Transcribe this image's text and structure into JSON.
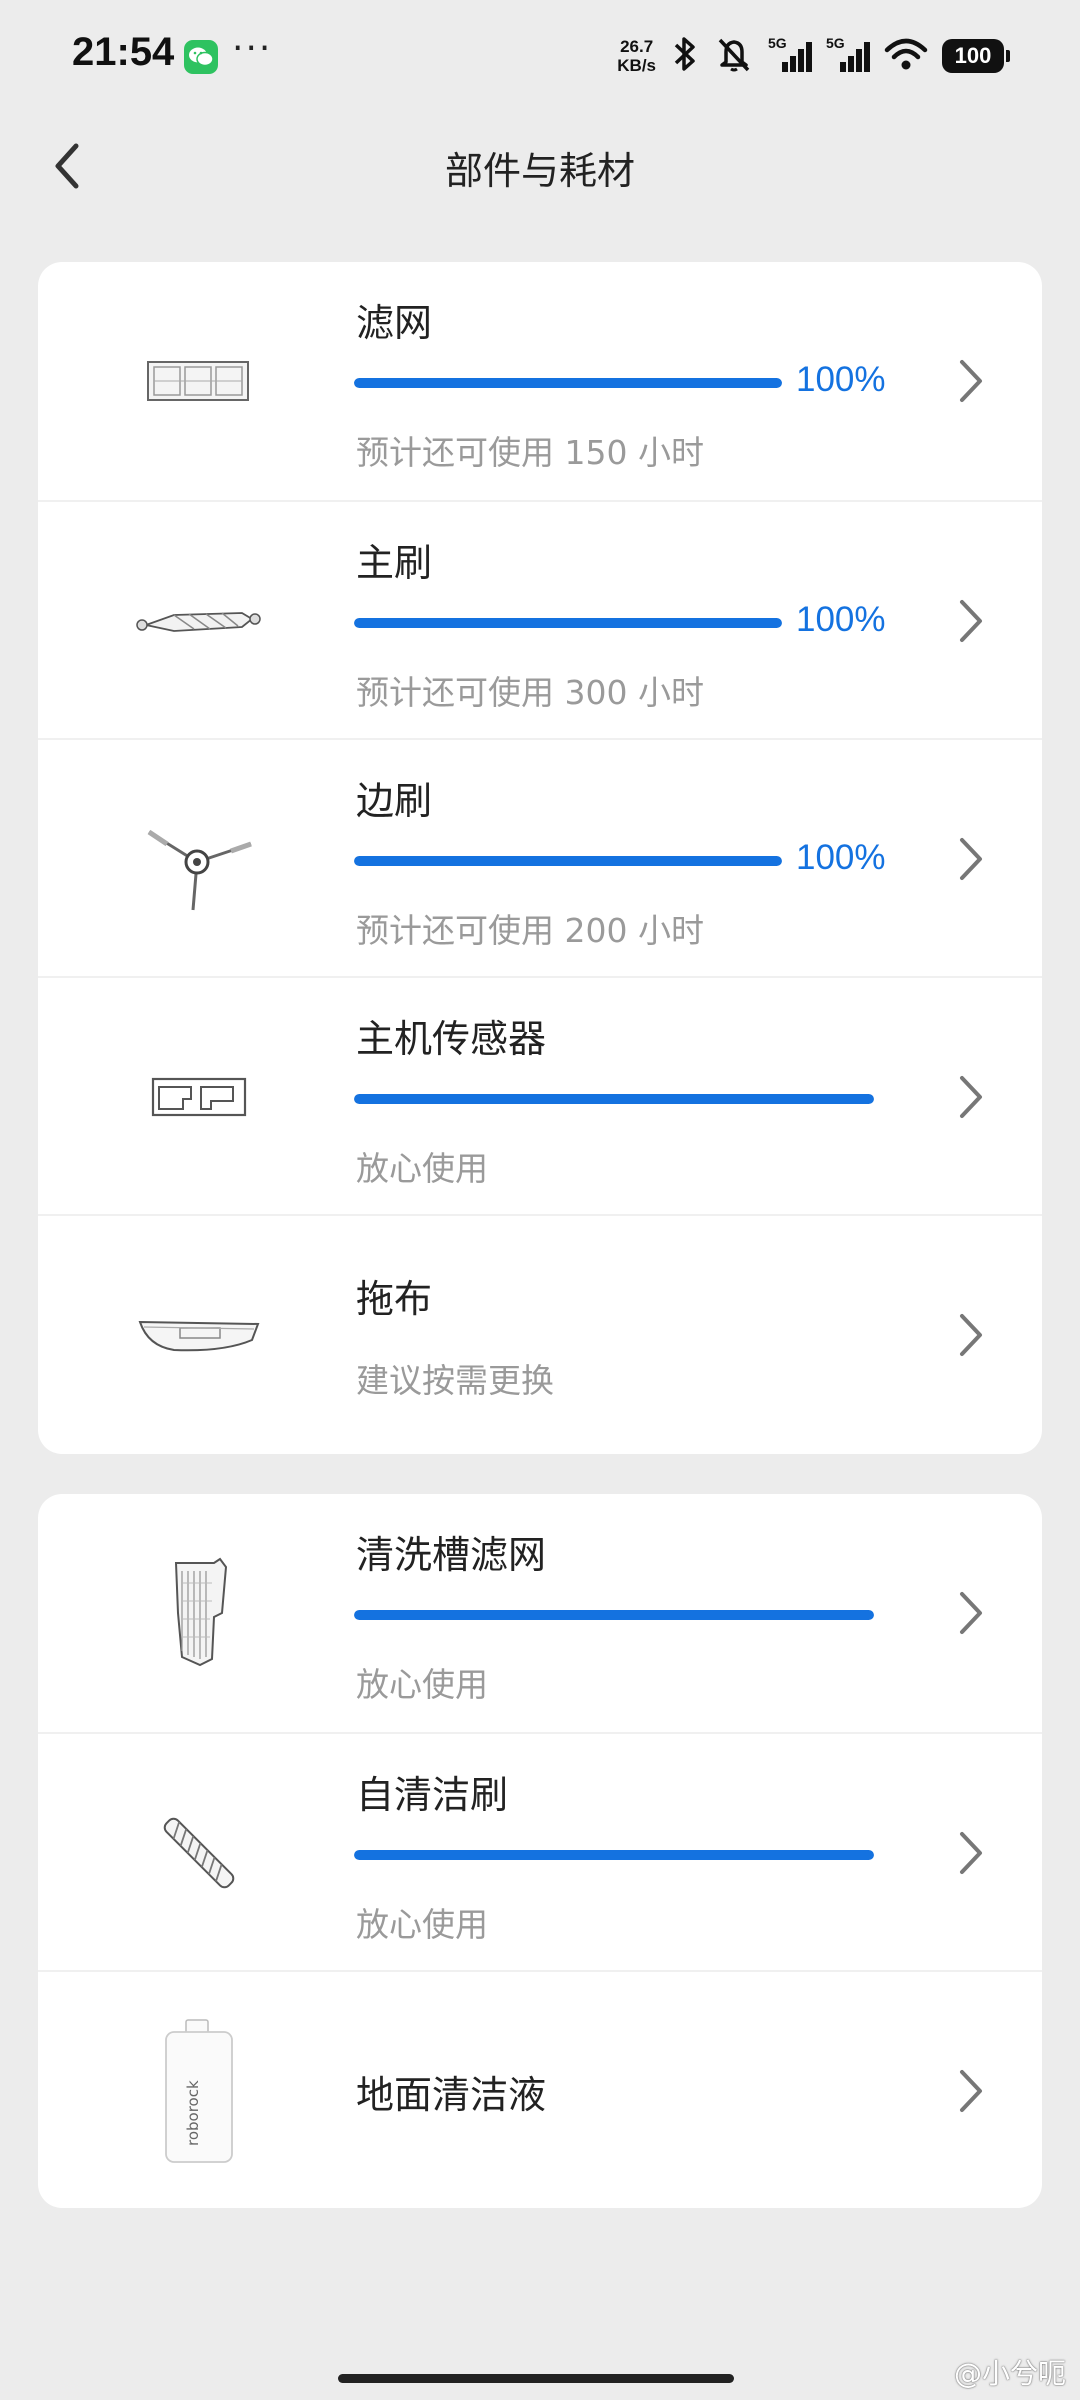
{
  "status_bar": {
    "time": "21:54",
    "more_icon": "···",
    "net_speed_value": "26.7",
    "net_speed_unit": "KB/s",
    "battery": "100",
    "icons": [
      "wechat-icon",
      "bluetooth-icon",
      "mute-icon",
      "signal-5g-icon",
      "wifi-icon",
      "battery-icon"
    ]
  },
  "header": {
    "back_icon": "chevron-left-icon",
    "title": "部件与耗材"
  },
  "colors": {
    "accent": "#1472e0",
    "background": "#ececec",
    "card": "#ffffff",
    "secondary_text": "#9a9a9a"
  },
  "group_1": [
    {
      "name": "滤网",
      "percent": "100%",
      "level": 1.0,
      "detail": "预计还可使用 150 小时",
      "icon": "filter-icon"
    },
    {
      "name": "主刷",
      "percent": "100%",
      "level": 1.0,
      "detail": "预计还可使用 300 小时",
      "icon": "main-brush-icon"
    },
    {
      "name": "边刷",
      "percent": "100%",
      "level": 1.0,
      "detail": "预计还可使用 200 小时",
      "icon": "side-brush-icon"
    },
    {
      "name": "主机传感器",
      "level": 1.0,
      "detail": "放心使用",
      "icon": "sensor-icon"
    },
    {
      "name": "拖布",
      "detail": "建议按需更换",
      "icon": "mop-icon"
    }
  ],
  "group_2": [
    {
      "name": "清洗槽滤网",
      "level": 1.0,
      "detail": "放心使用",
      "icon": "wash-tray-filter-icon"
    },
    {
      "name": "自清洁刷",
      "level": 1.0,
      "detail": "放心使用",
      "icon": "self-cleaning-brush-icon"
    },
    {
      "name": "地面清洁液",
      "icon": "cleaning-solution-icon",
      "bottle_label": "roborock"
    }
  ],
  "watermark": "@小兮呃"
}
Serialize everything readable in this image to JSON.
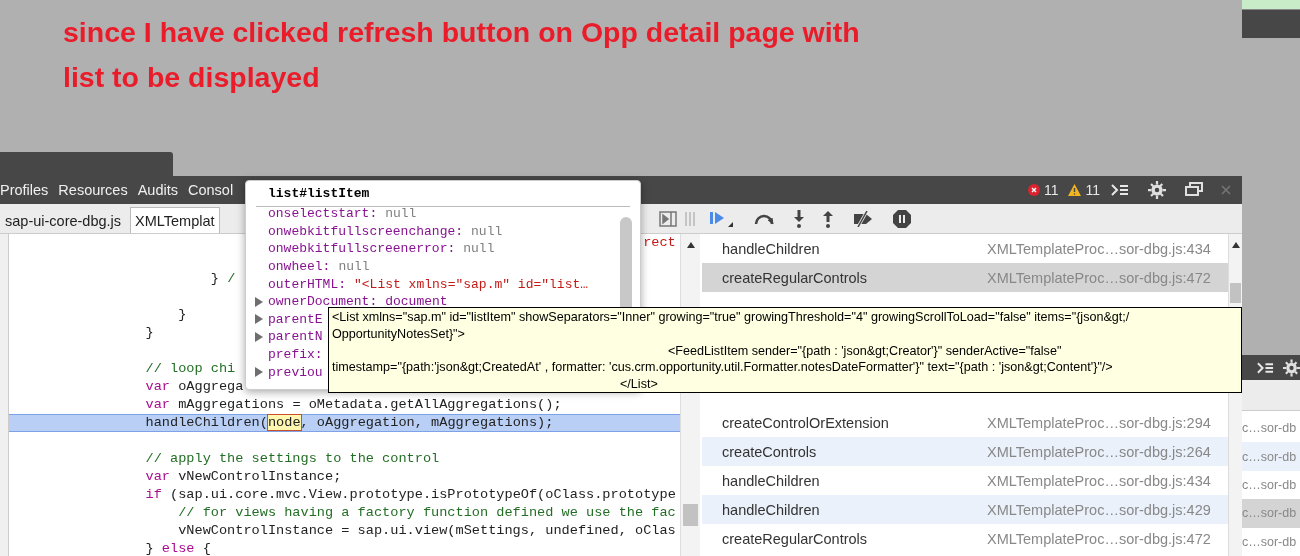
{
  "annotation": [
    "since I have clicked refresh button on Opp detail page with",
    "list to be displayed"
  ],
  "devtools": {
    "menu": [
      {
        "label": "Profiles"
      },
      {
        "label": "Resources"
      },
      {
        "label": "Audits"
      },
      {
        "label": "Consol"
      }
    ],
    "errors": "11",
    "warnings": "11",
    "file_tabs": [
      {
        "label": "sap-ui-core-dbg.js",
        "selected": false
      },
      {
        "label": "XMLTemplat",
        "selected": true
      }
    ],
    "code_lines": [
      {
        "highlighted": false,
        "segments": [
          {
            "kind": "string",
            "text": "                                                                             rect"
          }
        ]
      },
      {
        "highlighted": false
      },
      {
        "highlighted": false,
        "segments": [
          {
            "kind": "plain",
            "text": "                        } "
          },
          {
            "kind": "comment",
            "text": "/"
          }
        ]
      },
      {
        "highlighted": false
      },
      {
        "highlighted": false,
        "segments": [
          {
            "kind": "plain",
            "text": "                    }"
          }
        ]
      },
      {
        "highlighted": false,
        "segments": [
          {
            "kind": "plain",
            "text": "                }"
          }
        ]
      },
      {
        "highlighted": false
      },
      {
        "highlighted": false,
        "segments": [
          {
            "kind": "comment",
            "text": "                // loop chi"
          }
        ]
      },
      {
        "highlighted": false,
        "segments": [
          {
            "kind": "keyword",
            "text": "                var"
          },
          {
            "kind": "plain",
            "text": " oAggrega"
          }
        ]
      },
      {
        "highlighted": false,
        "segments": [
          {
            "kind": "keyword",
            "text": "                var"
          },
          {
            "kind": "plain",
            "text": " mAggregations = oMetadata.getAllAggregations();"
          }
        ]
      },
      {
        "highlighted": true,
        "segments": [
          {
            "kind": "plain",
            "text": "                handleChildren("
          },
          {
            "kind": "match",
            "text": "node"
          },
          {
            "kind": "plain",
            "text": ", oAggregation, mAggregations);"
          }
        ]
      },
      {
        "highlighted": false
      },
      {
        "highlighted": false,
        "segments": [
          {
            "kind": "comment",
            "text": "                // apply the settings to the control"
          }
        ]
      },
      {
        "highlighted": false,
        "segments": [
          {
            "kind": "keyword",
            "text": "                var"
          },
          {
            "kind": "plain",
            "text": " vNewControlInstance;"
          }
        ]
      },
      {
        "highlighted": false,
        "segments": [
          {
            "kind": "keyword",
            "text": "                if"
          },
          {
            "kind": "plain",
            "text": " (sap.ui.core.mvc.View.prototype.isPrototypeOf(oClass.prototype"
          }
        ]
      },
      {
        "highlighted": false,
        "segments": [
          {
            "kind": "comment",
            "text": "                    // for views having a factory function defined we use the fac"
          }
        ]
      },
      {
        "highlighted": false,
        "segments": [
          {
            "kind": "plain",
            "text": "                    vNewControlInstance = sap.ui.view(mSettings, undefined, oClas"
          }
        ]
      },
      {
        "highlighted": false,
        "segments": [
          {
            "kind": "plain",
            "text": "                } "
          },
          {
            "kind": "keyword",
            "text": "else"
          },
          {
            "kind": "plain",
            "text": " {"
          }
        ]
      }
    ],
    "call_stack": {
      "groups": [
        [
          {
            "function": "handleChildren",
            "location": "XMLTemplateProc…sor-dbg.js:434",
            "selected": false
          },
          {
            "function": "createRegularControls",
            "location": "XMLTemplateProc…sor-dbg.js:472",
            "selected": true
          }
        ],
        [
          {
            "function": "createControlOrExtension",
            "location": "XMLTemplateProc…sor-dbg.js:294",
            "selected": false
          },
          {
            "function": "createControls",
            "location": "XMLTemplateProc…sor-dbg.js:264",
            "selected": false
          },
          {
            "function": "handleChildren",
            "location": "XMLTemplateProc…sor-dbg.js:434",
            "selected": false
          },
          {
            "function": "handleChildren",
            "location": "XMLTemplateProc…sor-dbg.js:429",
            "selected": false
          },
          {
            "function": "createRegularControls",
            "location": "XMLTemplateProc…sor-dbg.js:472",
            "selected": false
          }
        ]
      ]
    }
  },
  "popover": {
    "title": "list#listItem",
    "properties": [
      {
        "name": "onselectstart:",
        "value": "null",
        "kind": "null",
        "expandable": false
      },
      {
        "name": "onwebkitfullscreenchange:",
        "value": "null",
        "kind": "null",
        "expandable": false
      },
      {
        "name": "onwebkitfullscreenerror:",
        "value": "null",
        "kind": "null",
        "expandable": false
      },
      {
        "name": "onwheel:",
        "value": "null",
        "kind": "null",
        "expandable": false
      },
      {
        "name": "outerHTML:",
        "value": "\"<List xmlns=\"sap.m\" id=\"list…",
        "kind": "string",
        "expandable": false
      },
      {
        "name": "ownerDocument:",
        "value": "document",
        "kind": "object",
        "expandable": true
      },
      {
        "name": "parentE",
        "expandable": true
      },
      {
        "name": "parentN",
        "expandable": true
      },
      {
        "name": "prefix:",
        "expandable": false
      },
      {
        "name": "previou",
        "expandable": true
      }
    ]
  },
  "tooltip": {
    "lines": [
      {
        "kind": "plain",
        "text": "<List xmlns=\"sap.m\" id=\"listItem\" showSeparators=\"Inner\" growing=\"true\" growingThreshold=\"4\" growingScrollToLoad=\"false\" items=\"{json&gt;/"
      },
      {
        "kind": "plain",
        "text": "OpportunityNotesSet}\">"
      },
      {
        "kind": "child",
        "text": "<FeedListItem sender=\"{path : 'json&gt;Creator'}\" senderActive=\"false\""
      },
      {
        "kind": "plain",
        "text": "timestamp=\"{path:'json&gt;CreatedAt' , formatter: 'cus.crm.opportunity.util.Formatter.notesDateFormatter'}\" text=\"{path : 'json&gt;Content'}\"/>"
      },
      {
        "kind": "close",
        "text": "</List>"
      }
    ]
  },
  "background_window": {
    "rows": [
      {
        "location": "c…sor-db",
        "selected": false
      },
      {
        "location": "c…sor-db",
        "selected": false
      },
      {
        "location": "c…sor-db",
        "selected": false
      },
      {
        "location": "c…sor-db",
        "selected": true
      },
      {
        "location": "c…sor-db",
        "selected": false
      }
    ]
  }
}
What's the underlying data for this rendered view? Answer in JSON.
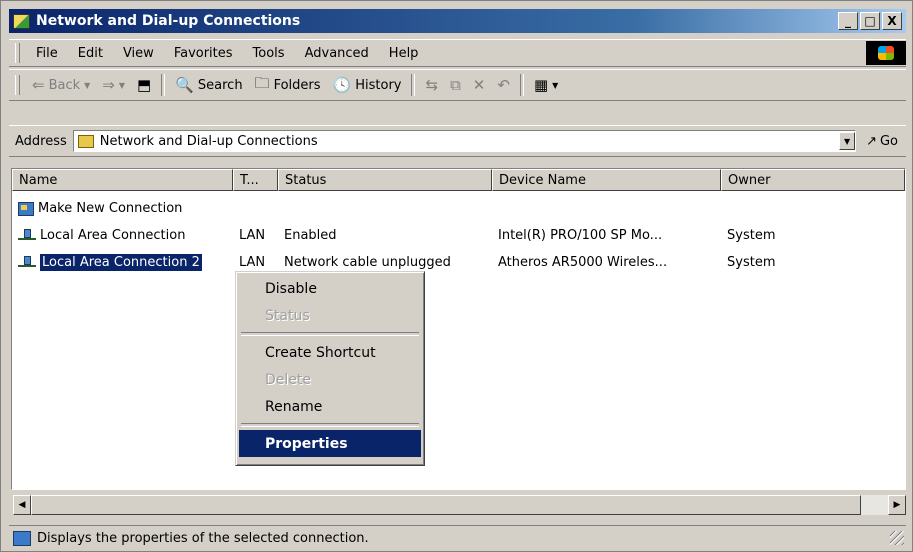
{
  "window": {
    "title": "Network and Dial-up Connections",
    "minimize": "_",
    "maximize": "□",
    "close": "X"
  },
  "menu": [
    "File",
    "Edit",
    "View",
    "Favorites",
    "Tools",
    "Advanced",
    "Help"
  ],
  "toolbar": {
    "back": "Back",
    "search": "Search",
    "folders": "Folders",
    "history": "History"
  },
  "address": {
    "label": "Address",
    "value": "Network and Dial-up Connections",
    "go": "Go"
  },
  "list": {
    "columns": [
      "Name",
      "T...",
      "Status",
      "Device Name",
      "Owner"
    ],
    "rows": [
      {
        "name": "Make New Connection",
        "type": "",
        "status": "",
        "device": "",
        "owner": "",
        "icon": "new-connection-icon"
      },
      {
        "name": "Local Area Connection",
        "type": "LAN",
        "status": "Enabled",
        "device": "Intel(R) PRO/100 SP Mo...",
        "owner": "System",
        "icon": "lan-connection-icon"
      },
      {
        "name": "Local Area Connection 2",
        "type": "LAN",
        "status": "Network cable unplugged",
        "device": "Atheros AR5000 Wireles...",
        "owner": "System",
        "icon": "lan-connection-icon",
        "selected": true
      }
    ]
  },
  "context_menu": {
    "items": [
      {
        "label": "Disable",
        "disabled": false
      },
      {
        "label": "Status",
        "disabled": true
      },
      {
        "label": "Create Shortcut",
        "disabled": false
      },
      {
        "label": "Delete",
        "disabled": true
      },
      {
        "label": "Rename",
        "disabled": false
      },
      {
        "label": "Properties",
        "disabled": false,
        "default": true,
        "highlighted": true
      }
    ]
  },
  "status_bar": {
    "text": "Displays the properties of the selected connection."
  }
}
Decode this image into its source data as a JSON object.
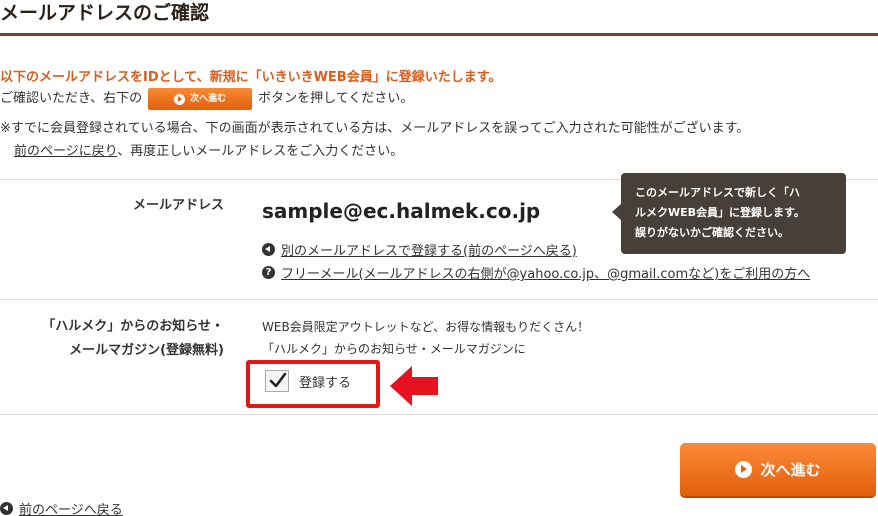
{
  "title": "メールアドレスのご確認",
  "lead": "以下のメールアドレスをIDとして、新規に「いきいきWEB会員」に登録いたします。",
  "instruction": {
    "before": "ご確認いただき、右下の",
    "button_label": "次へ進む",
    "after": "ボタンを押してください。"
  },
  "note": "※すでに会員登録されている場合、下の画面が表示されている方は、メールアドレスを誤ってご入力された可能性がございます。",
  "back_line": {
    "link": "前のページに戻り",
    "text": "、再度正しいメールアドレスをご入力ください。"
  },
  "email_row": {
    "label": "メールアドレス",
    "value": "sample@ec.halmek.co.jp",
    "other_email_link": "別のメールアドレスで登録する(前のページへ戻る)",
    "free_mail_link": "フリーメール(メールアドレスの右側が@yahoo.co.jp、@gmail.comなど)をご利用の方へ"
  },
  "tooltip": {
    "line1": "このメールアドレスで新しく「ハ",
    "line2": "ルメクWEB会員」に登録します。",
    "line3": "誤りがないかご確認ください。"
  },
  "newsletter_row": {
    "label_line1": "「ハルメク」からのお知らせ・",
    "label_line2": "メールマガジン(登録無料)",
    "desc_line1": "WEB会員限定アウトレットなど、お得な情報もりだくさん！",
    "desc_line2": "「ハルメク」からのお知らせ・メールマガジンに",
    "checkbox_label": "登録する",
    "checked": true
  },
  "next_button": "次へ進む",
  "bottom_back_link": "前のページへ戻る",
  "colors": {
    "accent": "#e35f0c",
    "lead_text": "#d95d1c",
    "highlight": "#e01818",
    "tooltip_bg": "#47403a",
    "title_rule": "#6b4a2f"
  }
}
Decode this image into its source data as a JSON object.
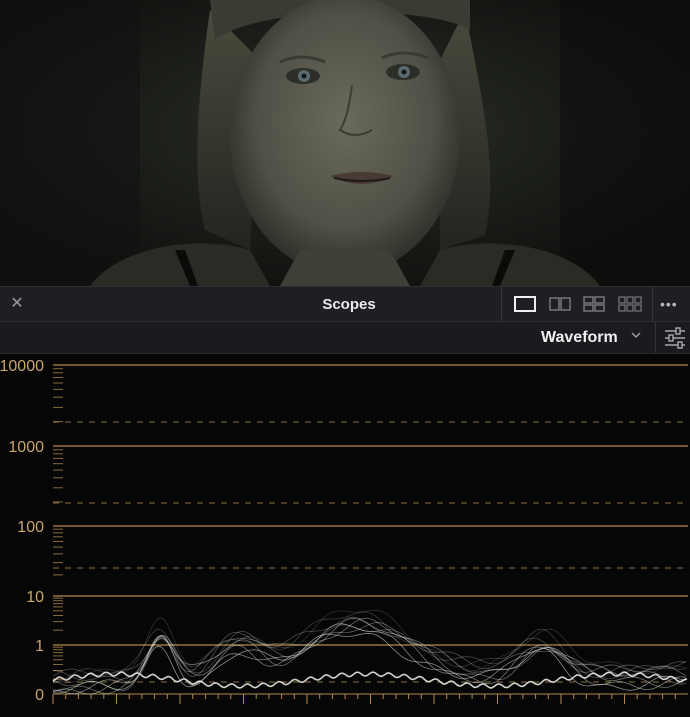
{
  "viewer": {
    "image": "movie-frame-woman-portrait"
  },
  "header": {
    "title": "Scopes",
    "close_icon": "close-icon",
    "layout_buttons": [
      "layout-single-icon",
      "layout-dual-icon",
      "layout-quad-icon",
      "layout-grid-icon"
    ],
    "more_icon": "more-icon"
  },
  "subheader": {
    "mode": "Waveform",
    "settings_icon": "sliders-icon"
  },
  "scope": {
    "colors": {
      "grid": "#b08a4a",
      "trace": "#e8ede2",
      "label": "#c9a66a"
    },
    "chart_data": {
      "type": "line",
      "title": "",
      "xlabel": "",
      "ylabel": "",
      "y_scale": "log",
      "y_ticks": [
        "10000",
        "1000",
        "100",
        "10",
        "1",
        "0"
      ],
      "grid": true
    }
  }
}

###

**PROBLEM**
In the entries above, find each line with the word "Local" and show it.

**WRITTEN RESPONSE**
        "name": "Local Area Connection",
        "name": "Local Area Connection 2",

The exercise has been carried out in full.